Stated task:
Among the records below, find each line that includes the string "Mobile" and copy it.

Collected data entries
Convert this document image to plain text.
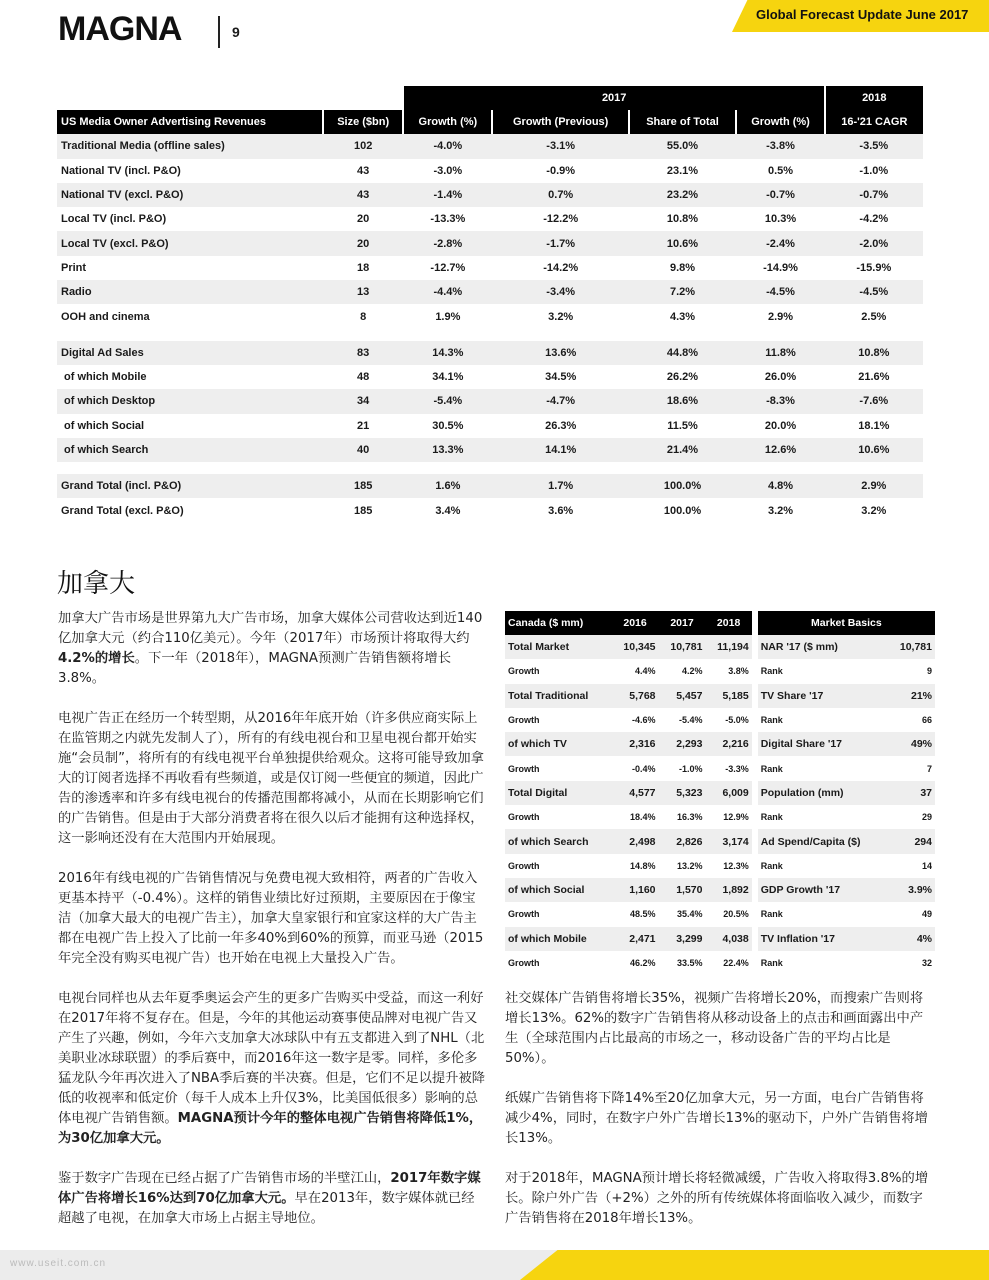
MAGNA	9
Global Forecast Update June 2017
		2017				2018	
US Media Owner Advertising Revenues	Size ($bn)	Growth (%)	Growth (Previous)	Share of Total	Growth (%)	16-'21 CAGR	
Traditional Media (offline sales)	102	-4.0%	-3.1%	55.0%	-3.8%	-3.5%	
National TV (incl. P&O)	43	-3.0%	-0.9%	23.1%	0.5%	-1.0%	
National TV (excl. P&O)	43	-1.4%	0.7%	23.2%	-0.7%	-0.7%	
Local TV (incl. P&O)	20	-13.3%	-12.2%	10.8%	10.3%	-4.2%	
Local TV (excl. P&O)	20	-2.8%	-1.7%	10.6%	-2.4%	-2.0%	
Print	18	-12.7%	-14.2%	9.8%	-14.9%	-15.9%	
Radio	13	-4.4%	-3.4%	7.2%	-4.5%	-4.5%	
OOH and cinema	8	1.9%	3.2%	4.3%	2.9%	2.5%	

Digital Ad Sales	83	14.3%	13.6%	44.8%	11.8%	10.8%	
of which Mobile	48	34.1%	34.5%	26.2%	26.0%	21.6%	
of which Desktop	34	-5.4%	-4.7%	18.6%	-8.3%	-7.6%	
of which Social	21	30.5%	26.3%	11.5%	20.0%	18.1%	
of which Search	40	13.3%	14.1%	21.4%	12.6%	10.6%	

Grand Total (incl. P&O)	185	1.6%	1.7%	100.0%	4.8%	2.9%	
Grand Total (excl. P&O)	185	3.4%	3.6%	100.0%	3.2%	3.2%	
加拿大

加拿大广告市场是世界第九大广告市场，加拿大媒体公司营收达到近140亿加拿大元（约合110亿美元）。今年（2017年）市场预计将取得大约4.2%的增长。下一年（2018年），MAGNA预测广告销售额将增长3.8%。

电视广告正在经历一个转型期，从2016年年底开始（许多供应商实际上在监管期之内就先发制人了），所有的有线电视台和卫星电视台都开始实施“会员制”，将所有的有线电视平台单独提供给观众。这将可能导致加拿大的订阅者选择不再收看有些频道，或是仅订阅一些便宜的频道，因此广告的渗透率和许多有线电视台的传播范围都将减小，从而在长期影响它们的广告销售。但是由于大部分消费者将在很久以后才能拥有这种选择权，这一影响还没有在大范围内开始展现。

2016年有线电视的广告销售情况与免费电视大致相符，两者的广告收入更基本持平（-0.4%）。这样的销售业绩比好过预期，主要原因在于像宝洁（加拿大最大的电视广告主），加拿大皇家银行和宜家这样的大广告主都在电视广告上投入了比前一年多40%到60%的预算，而亚马逊（2015年完全没有购买电视广告）也开始在电视上大量投入广告。

电视台同样也从去年夏季奥运会产生的更多广告购买中受益，而这一利好在2017年将不复存在。但是，今年的其他运动赛事使品牌对电视广告又产生了兴趣，例如，今年六支加拿大冰球队中有五支都进入到了NHL（北美职业冰球联盟）的季后赛中，而2016年这一数字是零。同样，多伦多猛龙队今年再次进入了NBA季后赛的半决赛。但是，它们不足以提升被降低的收视率和低定价（每千人成本上升仅3%，比美国低很多）影响的总体电视广告销售额。MAGNA预计今年的整体电视广告销售将降低1%，为30亿加拿大元。

鉴于数字广告现在已经占据了广告销售市场的半壁江山，2017年数字媒体广告将增长16%达到70亿加拿大元。早在2013年，数字媒体就已经超越了电视，在加拿大市场上占据主导地位。

Canada ($ mm)	2016	2017	2018		Market Basics	
Total Market	10,345	10,781	11,194		NAR '17 ($ mm)	10,781
Growth	4.4%	4.2%	3.8%		Rank	9
Total Traditional	5,768	5,457	5,185		TV Share '17	21%
Growth	-4.6%	-5.4%	-5.0%		Rank	66
of which TV	2,316	2,293	2,216		Digital Share '17	49%
Growth	-0.4%	-1.0%	-3.3%		Rank	7
Total Digital	4,577	5,323	6,009		Population (mm)	37
Growth	18.4%	16.3%	12.9%		Rank	29
of which Search	2,498	2,826	3,174		Ad Spend/Capita ($)	294
Growth	14.8%	13.2%	12.3%		Rank	14
of which Social	1,160	1,570	1,892		GDP Growth '17	3.9%
Growth	48.5%	35.4%	20.5%		Rank	49
of which Mobile	2,471	3,299	4,038		TV Inflation '17	4%
Growth	46.2%	33.5%	22.4%		Rank	32

社交媒体广告销售将增长35%，视频广告将增长20%，而搜索广告则将增长13%。62%的数字广告销售将从移动设备上的点击和画面露出中产生（全球范围内占比最高的市场之一，移动设备广告的平均占比是50%）。

纸媒广告销售将下降14%至20亿加拿大元，另一方面，电台广告销售将减少4%，同时，在数字户外广告增长13%的驱动下，户外广告销售将增长13%。

对于2018年，MAGNA预计增长将轻微减缓，广告收入将取得3.8%的增长。除户外广告（+2%）之外的所有传统媒体将面临收入减少，而数字广告销售将在2018年增长13%。

www.useit.com.cn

Correct answer:
of which Mobile	48	34.1%	34.5%	26.2%	26.0%	21.6%	
of which Mobile	2,471	3,299	4,038		TV Inflation '17	4%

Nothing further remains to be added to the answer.